Dataset items:
::::::::::
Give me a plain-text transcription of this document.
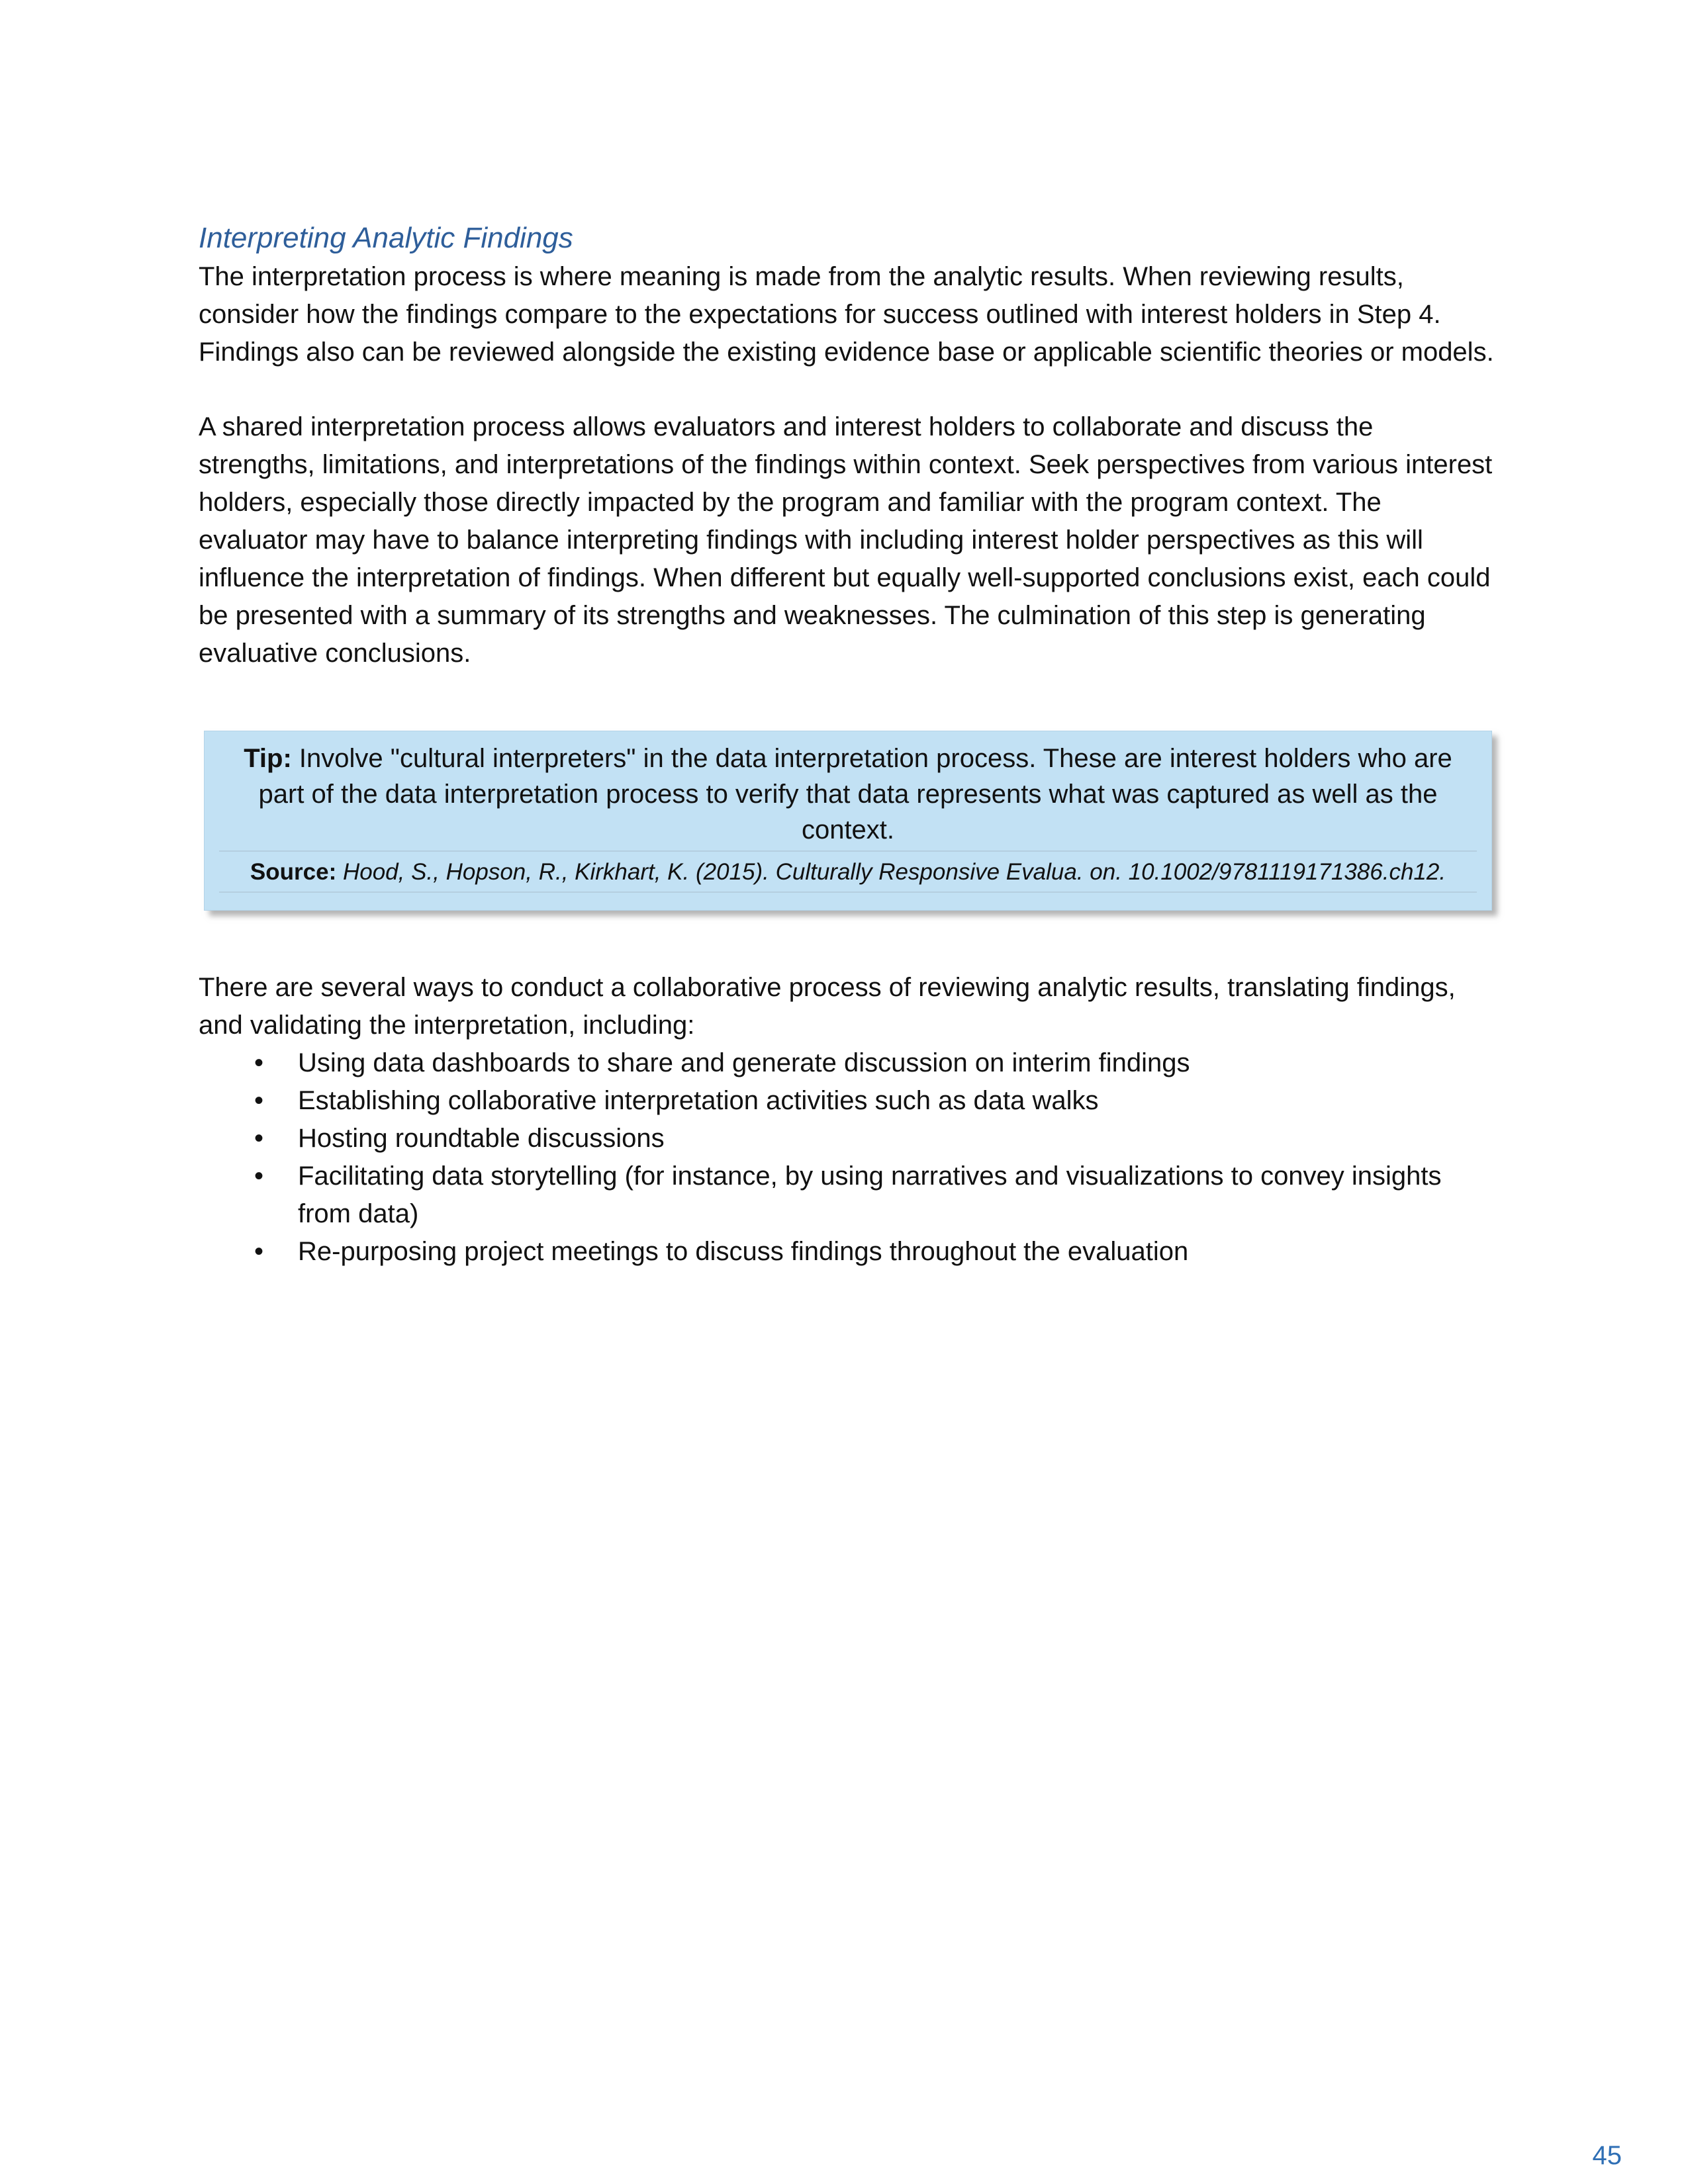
Interpreting Analytic Findings

The interpretation process is where meaning is made from the analytic results. When reviewing results, consider how the findings compare to the expectations for success outlined with interest holders in Step 4. Findings also can be reviewed alongside the existing evidence base or applicable scientific theories or models.

A shared interpretation process allows evaluators and interest holders to collaborate and discuss the strengths, limitations, and interpretations of the findings within context. Seek perspectives from various interest holders, especially those directly impacted by the program and familiar with the program context. The evaluator may have to balance interpreting findings with including interest holder perspectives as this will influence the interpretation of findings. When different but equally well-supported conclusions exist, each could be presented with a summary of its strengths and weaknesses. The culmination of this step is generating evaluative conclusions.

Tip: Involve "cultural interpreters" in the data interpretation process. These are interest holders who are part of the data interpretation process to verify that data represents what was captured as well as the context.

Source: Hood, S., Hopson, R., Kirkhart, K. (2015). Culturally Responsive Evalua. on. 10.1002/9781119171386.ch12.

There are several ways to conduct a collaborative process of reviewing analytic results, translating findings, and validating the interpretation, including:

• Using data dashboards to share and generate discussion on interim findings
• Establishing collaborative interpretation activities such as data walks
• Hosting roundtable discussions
• Facilitating data storytelling (for instance, by using narratives and visualizations to convey insights from data)
• Re-purposing project meetings to discuss findings throughout the evaluation
45
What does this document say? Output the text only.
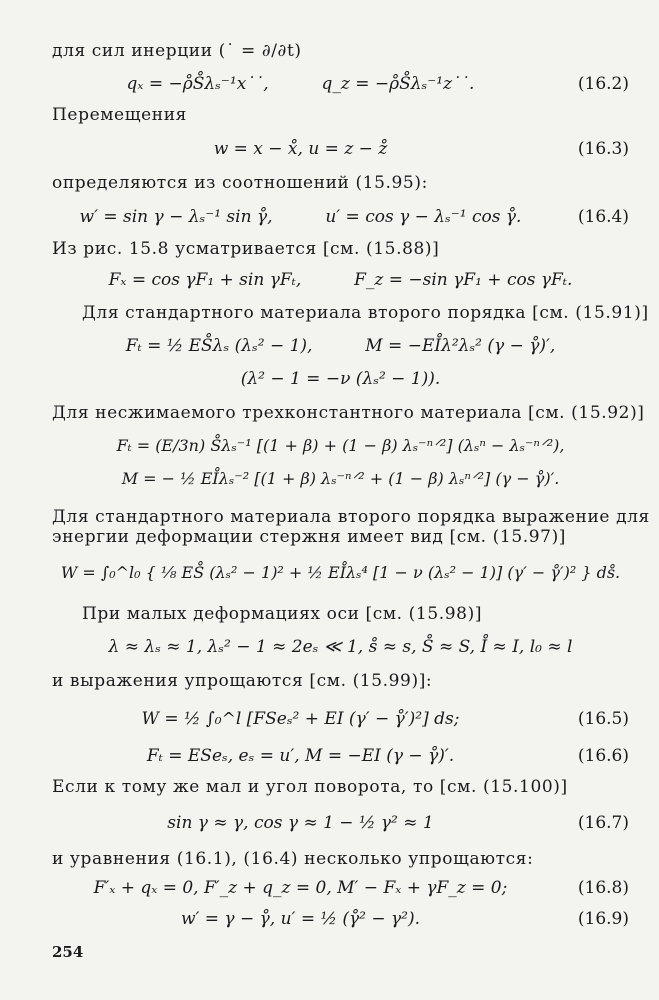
для сил инерции (˙ = ∂/∂t)
qₓ = −ρ̊S̊λₛ⁻¹x˙˙,	q_z = −ρ̊S̊λₛ⁻¹z˙˙.	(16.2)
Перемещения
w = x − x̊, u = z − z̊	(16.3)
определяются из соотношений (15.95):
w′ = sin γ − λₛ⁻¹ sin γ̊,	u′ = cos γ − λₛ⁻¹ cos γ̊.	(16.4)
Из рис. 15.8 усматривается [см. (15.88)]
Fₓ = cos γF₁ + sin γFₜ,	F_z = −sin γF₁ + cos γFₜ.
Для стандартного материала второго порядка [см. (15.91)]
Fₜ = ½ ES̊λₛ (λₛ² − 1),	M = −EI̊λ²λₛ² (γ − γ̊)′,
(λ² − 1 = −ν (λₛ² − 1)).
Для несжимаемого трехконстантного материала [см. (15.92)]
Fₜ = (E/3n) S̊λₛ⁻¹ [(1 + β) + (1 − β) λₛ⁻ⁿᐟ²] (λₛⁿ − λₛ⁻ⁿᐟ²),
M = − ½ EI̊λₛ⁻² [(1 + β) λₛ⁻ⁿᐟ² + (1 − β) λₛⁿᐟ²] (γ − γ̊)′.
Для стандартного материала второго порядка выражение для
энергии деформации стержня имеет вид [см. (15.97)]
W = ∫₀^l₀ { ⅛ ES̊ (λₛ² − 1)² + ½ EI̊λₛ⁴ [1 − ν (λₛ² − 1)] (γ′ − γ̊′)² } ds̊.
При малых деформациях оси [см. (15.98)]
λ ≈ λₛ ≈ 1, λₛ² − 1 ≈ 2eₛ ≪ 1, s̊ ≈ s, S̊ ≈ S, I̊ ≈ I, l₀ ≈ l
и выражения упрощаются [см. (15.99)]:
W = ½ ∫₀^l [FSeₛ² + EI (γ′ − γ̊′)²] ds;	(16.5)
Fₜ = ESeₛ, eₛ = u′, M = −EI (γ − γ̊)′.	(16.6)
Если к тому же мал и угол поворота, то [см. (15.100)]
sin γ ≈ γ, cos γ ≈ 1 − ½ γ² ≈ 1	(16.7)
и уравнения (16.1), (16.4) несколько упрощаются:
F′ₓ + qₓ = 0, F′_z + q_z = 0, M′ − Fₓ + γF_z = 0;	(16.8)
w′ = γ − γ̊, u′ = ½ (γ̊² − γ²).	(16.9)
254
::::::::::
WHAT IS REQUIRED: Which lines of the material contain the string "including"? List each of them.

OUTPUT OF THE TASK:
A shared interpretation process allows evaluators and interest holders to collaborate and discuss the strengths, limitations, and interpretations of the findings within context. Seek perspectives from various interest holders, especially those directly impacted by the program and familiar with the program context. The evaluator may have to balance interpreting findings with including interest holder perspectives as this will influence the interpretation of findings. When different but equally well-supported conclusions exist, each could be presented with a summary of its strengths and weaknesses. The culmination of this step is generating evaluative conclusions.
There are several ways to conduct a collaborative process of reviewing analytic results, translating findings, and validating the interpretation, including:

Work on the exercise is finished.